— START TEXT EXTRACT —

[mlpack-git] master: Minor style cleanups and changes: (f364cba)

Mon Jul 25 10:11:12 EDT 2016

Repository : https://github.com/mlpack/mlpack
On branch  : master
Link       : https://github.com/mlpack/mlpack/compare/5528947e1b32c9411d584986866cb3650a3a5303...f364cba65c4e7a608662f6a48afe103c7e492ec7

>---------------------------------------------------------------

commit f364cba65c4e7a608662f6a48afe103c7e492ec7
Author: Ryan Curtin <ryan at ratml.org>
Date:   Mon Jul 25 10:11:12 2016 -0400

    Minor style cleanups and changes:
    
     - Change Alpha() to Alpha(i) and Beta() to Beta(i) (i.e. hide underlying
       representation in case we ever change it later).
     - Add constructor that can train.
     - Modify default constructor to accept a dimensionality.
     - Add Dimensionality() for accessing the number of dimensions in the
       distribution.


>---------------------------------------------------------------

f364cba65c4e7a608662f6a48afe103c7e492ec7
 src/mlpack/core/dists/gamma_distribution.cpp | 26 ++++++----
 src/mlpack/core/dists/gamma_distribution.hpp | 72 ++++++++++++++++++++++------
 src/mlpack/tests/distribution_test.cpp       | 35 ++++++++++----
 3 files changed, 103 insertions(+), 30 deletions(-)

diff --git a/src/mlpack/core/dists/gamma_distribution.cpp b/src/mlpack/core/dists/gamma_distribution.cpp
index c014077..8cfb040 100644
--- a/src/mlpack/core/dists/gamma_distribution.cpp
+++ b/src/mlpack/core/dists/gamma_distribution.cpp
@@ -6,13 +6,25 @@
  */
 #include "gamma_distribution.hpp"
 #include <boost/math/special_functions/digamma.hpp>
-//#include <boost/math/special_functions/trigamma.hpp> // Moved to prereqs.hpp
 
 using namespace mlpack;
 using namespace mlpack::distribution;
 
+GammaDistribution::GammaDistribution(const size_t dimensionality)

— END TEXT EXTRACT —
— START RECORD EXTRACTS —

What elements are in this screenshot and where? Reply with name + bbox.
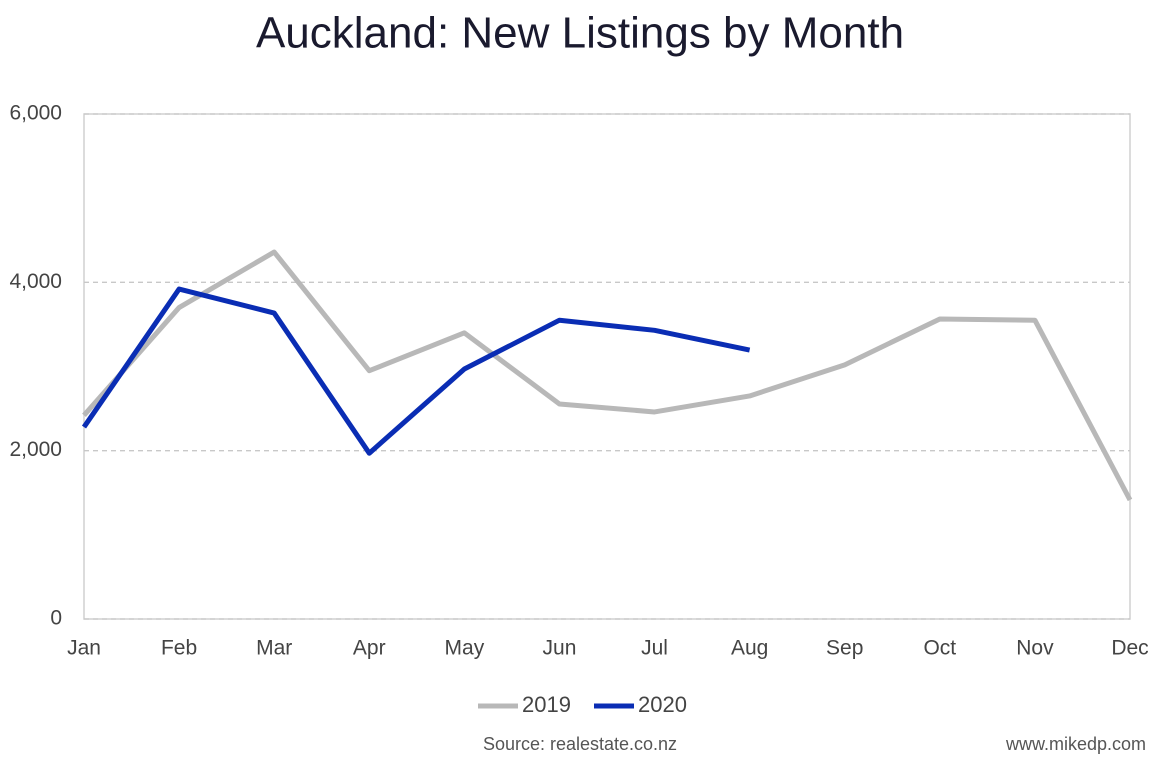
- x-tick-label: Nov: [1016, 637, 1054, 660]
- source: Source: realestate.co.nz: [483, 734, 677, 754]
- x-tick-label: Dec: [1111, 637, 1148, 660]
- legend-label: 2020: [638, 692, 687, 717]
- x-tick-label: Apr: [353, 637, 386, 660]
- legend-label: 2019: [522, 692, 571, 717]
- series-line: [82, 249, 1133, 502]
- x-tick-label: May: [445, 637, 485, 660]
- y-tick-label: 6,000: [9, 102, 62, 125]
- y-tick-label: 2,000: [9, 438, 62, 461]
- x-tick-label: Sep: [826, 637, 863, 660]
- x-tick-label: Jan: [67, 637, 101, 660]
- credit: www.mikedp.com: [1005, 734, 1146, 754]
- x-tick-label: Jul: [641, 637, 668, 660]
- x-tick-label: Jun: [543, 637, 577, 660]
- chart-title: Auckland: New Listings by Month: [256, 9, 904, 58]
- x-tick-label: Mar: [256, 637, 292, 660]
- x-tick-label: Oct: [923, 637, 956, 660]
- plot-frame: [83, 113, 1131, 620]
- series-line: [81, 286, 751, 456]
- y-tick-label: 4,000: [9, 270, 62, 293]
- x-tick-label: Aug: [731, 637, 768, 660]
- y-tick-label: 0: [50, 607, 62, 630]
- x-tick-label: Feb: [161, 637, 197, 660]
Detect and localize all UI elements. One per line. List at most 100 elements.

— END RECORD EXTRACTS —

* GIVEN REQUEST *
Continue the mlpack commit diff, picking up immediately after its final line. The rows stand apart from the mlpack commit diff and are unrelated to it.

* RESULT FOR THIS TASK *
+{
+  // Initialize distribution.
+  alpha.zeros(dimensionality);
+  beta.zeros(dimensionality);
+}
+
+GammaDistribution::GammaDistribution(const arma::mat& data,
+                                     const double tol)
+{
+  Train(data, tol);
+}
+
 // Returns true if computation converged.
-inline bool GammaDistribution::converged(const double aOld, 
+inline bool GammaDistribution::Converged(const double aOld,
                                          const double aNew,
                                          const double tol)
 {
@@ -22,7 +34,6 @@ inline bool GammaDistribution::converged(const double aOld,
 // Fits an alpha and beta parameter to each dimension of the data.
 void GammaDistribution::Train(const arma::mat& rdata, const double tol)
 {
-
   // If fittingSet is empty, nothing to do.
   if (arma::size(rdata) == arma::size(arma::mat()))
     return;
@@ -44,7 +55,6 @@ void GammaDistribution::Train(const arma::mat& rdata, const double tol)
   // Treat each dimension (i.e. row) independently.
   for (size_t row = 0; row < rdata.n_rows; ++row)
   {
-
     // Statistics for this row.
     const double meanLogx = meanLogxVec(row);
     const double meanx = meanxVec(row);
@@ -69,12 +79,12 @@ void GammaDistribution::Train(const arma::mat& rdata, const double tol)
 
       // Protect against nan values (aEst will be passed to logarithm).
       if (aEst <= 0)
-        throw std::logic_error("GammaDistribution parameter alpha will be <=0");
+        throw std::logic_error("GammaDistribution::Train(): estimated invalid "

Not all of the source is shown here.